-- begin --
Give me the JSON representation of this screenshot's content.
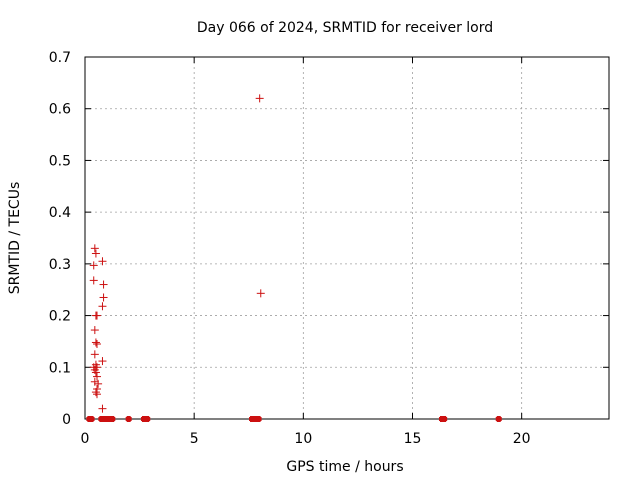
{
  "chart_data": {
    "type": "scatter",
    "title": "Day 066 of 2024, SRMTID for receiver lord",
    "xlabel": "GPS time / hours",
    "ylabel": "SRMTID / TECUs",
    "xlim": [
      0,
      24
    ],
    "ylim": [
      0,
      0.7
    ],
    "xticks": [
      0,
      5,
      10,
      15,
      20
    ],
    "yticks": [
      0,
      0.1,
      0.2,
      0.3,
      0.4,
      0.5,
      0.6,
      0.7
    ],
    "xtick_labels": [
      "0",
      "5",
      "10",
      "15",
      "20"
    ],
    "ytick_labels": [
      "0",
      "0.1",
      "0.2",
      "0.3",
      "0.4",
      "0.5",
      "0.6",
      "0.7"
    ],
    "grid": true,
    "marker": "plus",
    "color": "#cc1010",
    "series": [
      {
        "points": [
          {
            "x": 0.45,
            "y": 0.33
          },
          {
            "x": 0.5,
            "y": 0.32
          },
          {
            "x": 0.4,
            "y": 0.297
          },
          {
            "x": 0.8,
            "y": 0.305
          },
          {
            "x": 0.4,
            "y": 0.268
          },
          {
            "x": 0.85,
            "y": 0.26
          },
          {
            "x": 0.85,
            "y": 0.235
          },
          {
            "x": 0.8,
            "y": 0.218
          },
          {
            "x": 0.5,
            "y": 0.2
          },
          {
            "x": 0.55,
            "y": 0.2
          },
          {
            "x": 0.45,
            "y": 0.172
          },
          {
            "x": 0.5,
            "y": 0.148
          },
          {
            "x": 0.55,
            "y": 0.145
          },
          {
            "x": 0.45,
            "y": 0.125
          },
          {
            "x": 0.8,
            "y": 0.112
          },
          {
            "x": 0.5,
            "y": 0.105
          },
          {
            "x": 0.4,
            "y": 0.1
          },
          {
            "x": 0.55,
            "y": 0.1
          },
          {
            "x": 0.45,
            "y": 0.095
          },
          {
            "x": 0.5,
            "y": 0.09
          },
          {
            "x": 0.55,
            "y": 0.082
          },
          {
            "x": 0.45,
            "y": 0.072
          },
          {
            "x": 0.6,
            "y": 0.068
          },
          {
            "x": 0.55,
            "y": 0.058
          },
          {
            "x": 0.5,
            "y": 0.052
          },
          {
            "x": 0.55,
            "y": 0.048
          },
          {
            "x": 0.8,
            "y": 0.02
          },
          {
            "x": 8.0,
            "y": 0.62
          },
          {
            "x": 8.05,
            "y": 0.243
          },
          {
            "x": 0.2,
            "y": 0
          },
          {
            "x": 0.3,
            "y": 0
          },
          {
            "x": 0.75,
            "y": 0
          },
          {
            "x": 0.85,
            "y": 0
          },
          {
            "x": 0.95,
            "y": 0
          },
          {
            "x": 1.05,
            "y": 0
          },
          {
            "x": 1.15,
            "y": 0
          },
          {
            "x": 1.25,
            "y": 0
          },
          {
            "x": 2.0,
            "y": 0
          },
          {
            "x": 2.7,
            "y": 0
          },
          {
            "x": 2.85,
            "y": 0
          },
          {
            "x": 7.65,
            "y": 0
          },
          {
            "x": 7.75,
            "y": 0
          },
          {
            "x": 7.85,
            "y": 0
          },
          {
            "x": 7.95,
            "y": 0
          },
          {
            "x": 16.35,
            "y": 0
          },
          {
            "x": 16.45,
            "y": 0
          },
          {
            "x": 18.95,
            "y": 0
          }
        ]
      }
    ]
  }
}
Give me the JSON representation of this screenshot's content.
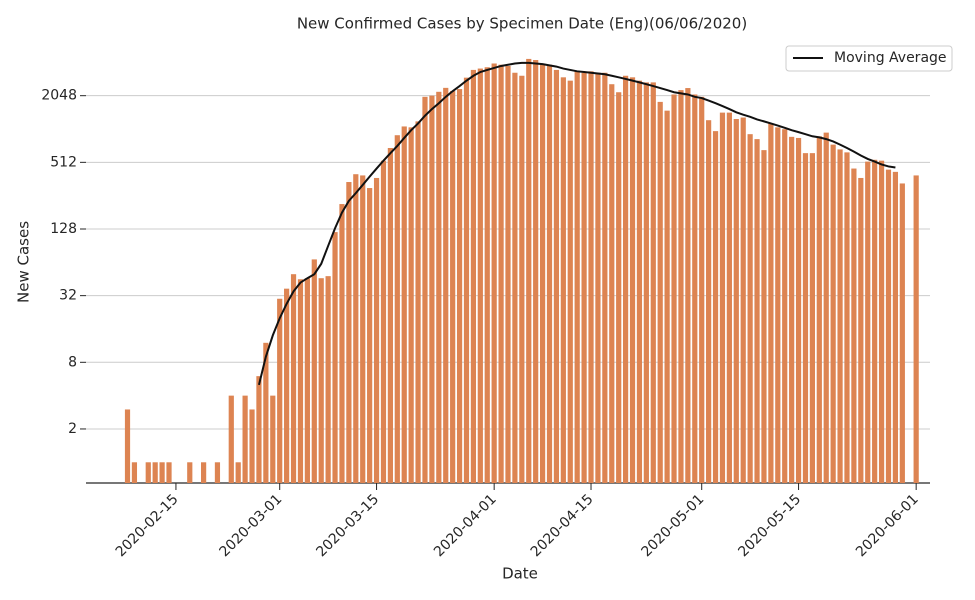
{
  "chart_data": {
    "type": "bar",
    "title": "New Confirmed Cases by Specimen Date (Eng)(06/06/2020)",
    "xlabel": "Date",
    "ylabel": "New Cases",
    "x": [
      "2020-02-08",
      "2020-02-09",
      "2020-02-10",
      "2020-02-11",
      "2020-02-12",
      "2020-02-13",
      "2020-02-14",
      "2020-02-15",
      "2020-02-16",
      "2020-02-17",
      "2020-02-18",
      "2020-02-19",
      "2020-02-20",
      "2020-02-21",
      "2020-02-22",
      "2020-02-23",
      "2020-02-24",
      "2020-02-25",
      "2020-02-26",
      "2020-02-27",
      "2020-02-28",
      "2020-02-29",
      "2020-03-01",
      "2020-03-02",
      "2020-03-03",
      "2020-03-04",
      "2020-03-05",
      "2020-03-06",
      "2020-03-07",
      "2020-03-08",
      "2020-03-09",
      "2020-03-10",
      "2020-03-11",
      "2020-03-12",
      "2020-03-13",
      "2020-03-14",
      "2020-03-15",
      "2020-03-16",
      "2020-03-17",
      "2020-03-18",
      "2020-03-19",
      "2020-03-20",
      "2020-03-21",
      "2020-03-22",
      "2020-03-23",
      "2020-03-24",
      "2020-03-25",
      "2020-03-26",
      "2020-03-27",
      "2020-03-28",
      "2020-03-29",
      "2020-03-30",
      "2020-03-31",
      "2020-04-01",
      "2020-04-02",
      "2020-04-03",
      "2020-04-04",
      "2020-04-05",
      "2020-04-06",
      "2020-04-07",
      "2020-04-08",
      "2020-04-09",
      "2020-04-10",
      "2020-04-11",
      "2020-04-12",
      "2020-04-13",
      "2020-04-14",
      "2020-04-15",
      "2020-04-16",
      "2020-04-17",
      "2020-04-18",
      "2020-04-19",
      "2020-04-20",
      "2020-04-21",
      "2020-04-22",
      "2020-04-23",
      "2020-04-24",
      "2020-04-25",
      "2020-04-26",
      "2020-04-27",
      "2020-04-28",
      "2020-04-29",
      "2020-04-30",
      "2020-05-01",
      "2020-05-02",
      "2020-05-03",
      "2020-05-04",
      "2020-05-05",
      "2020-05-06",
      "2020-05-07",
      "2020-05-08",
      "2020-05-09",
      "2020-05-10",
      "2020-05-11",
      "2020-05-12",
      "2020-05-13",
      "2020-05-14",
      "2020-05-15",
      "2020-05-16",
      "2020-05-17",
      "2020-05-18",
      "2020-05-19",
      "2020-05-20",
      "2020-05-21",
      "2020-05-22",
      "2020-05-23",
      "2020-05-24",
      "2020-05-25",
      "2020-05-26",
      "2020-05-27",
      "2020-05-28",
      "2020-05-29",
      "2020-05-30",
      "2020-05-31",
      "2020-06-01"
    ],
    "values": [
      3,
      1,
      null,
      1,
      1,
      1,
      1,
      null,
      null,
      1,
      null,
      1,
      null,
      1,
      null,
      4,
      1,
      4,
      3,
      6,
      12,
      4,
      30,
      37,
      50,
      45,
      46,
      68,
      46,
      48,
      120,
      215,
      340,
      400,
      390,
      300,
      370,
      530,
      690,
      900,
      1080,
      1060,
      1200,
      2000,
      2050,
      2220,
      2410,
      2260,
      2350,
      2980,
      3500,
      3600,
      3700,
      4000,
      3900,
      3800,
      3300,
      3100,
      4400,
      4300,
      4000,
      3900,
      3500,
      3000,
      2800,
      3400,
      3300,
      3400,
      3300,
      3300,
      2600,
      2200,
      3100,
      3000,
      2800,
      2700,
      2700,
      1800,
      1500,
      2100,
      2300,
      2400,
      2100,
      2000,
      1230,
      980,
      1440,
      1440,
      1260,
      1300,
      920,
      830,
      660,
      1150,
      1060,
      1020,
      870,
      850,
      620,
      620,
      880,
      950,
      740,
      670,
      630,
      450,
      370,
      520,
      540,
      530,
      440,
      420,
      330,
      null,
      390
    ],
    "color": "#dd8452",
    "series": [
      {
        "name": "Moving Average",
        "type": "line",
        "color": "#111111",
        "values": [
          null,
          null,
          null,
          null,
          null,
          null,
          null,
          null,
          null,
          null,
          null,
          null,
          null,
          null,
          null,
          null,
          null,
          null,
          null,
          5,
          9,
          14,
          20,
          27,
          35,
          42,
          46,
          50,
          62,
          90,
          130,
          180,
          230,
          270,
          320,
          380,
          450,
          530,
          620,
          720,
          850,
          1000,
          1150,
          1350,
          1550,
          1750,
          2000,
          2250,
          2500,
          2800,
          3100,
          3350,
          3500,
          3650,
          3800,
          3900,
          4000,
          4050,
          4050,
          4000,
          3950,
          3850,
          3750,
          3600,
          3500,
          3400,
          3350,
          3300,
          3250,
          3200,
          3100,
          3000,
          2900,
          2800,
          2700,
          2600,
          2500,
          2400,
          2300,
          2200,
          2150,
          2100,
          2000,
          1950,
          1850,
          1750,
          1650,
          1550,
          1450,
          1380,
          1320,
          1250,
          1200,
          1150,
          1100,
          1050,
          1000,
          960,
          920,
          880,
          860,
          830,
          790,
          740,
          690,
          640,
          590,
          550,
          520,
          490,
          470,
          460,
          null,
          null,
          null
        ]
      }
    ],
    "yscale": "log2",
    "ylim": [
      0.65,
      6000
    ],
    "yticks": [
      2,
      8,
      32,
      128,
      512,
      2048
    ],
    "xlim": [
      "2020-02-02",
      "2020-06-03"
    ],
    "xticks": [
      "2020-02-15",
      "2020-03-01",
      "2020-03-15",
      "2020-04-01",
      "2020-04-15",
      "2020-05-01",
      "2020-05-15",
      "2020-06-01"
    ],
    "grid": true,
    "legend": "upper right"
  }
}
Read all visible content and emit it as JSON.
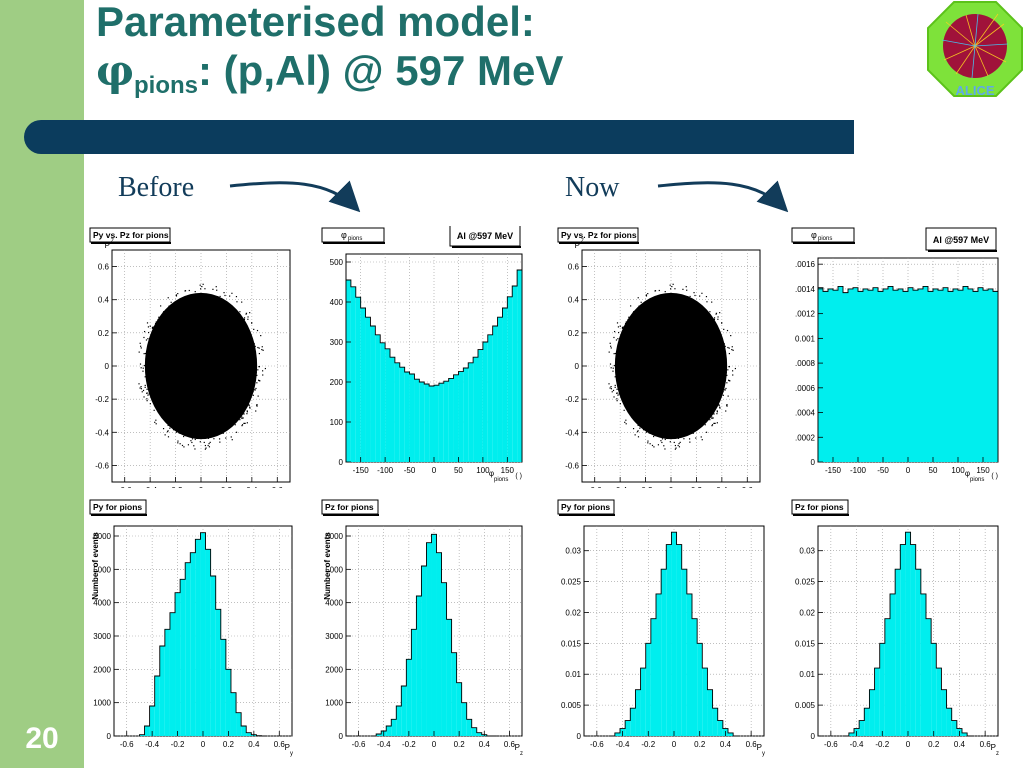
-- end --
#### [TASK OBJECTIVE]
Using the records above, gather all lines where the string "title" is present.

#### [SOLUTION TO THIS PROBLEM]
    "title": "Day 066 of 2024, SRMTID for receiver lord",
    "title": "New Confirmed Cases by Specimen Date (Eng)(06/06/2020)",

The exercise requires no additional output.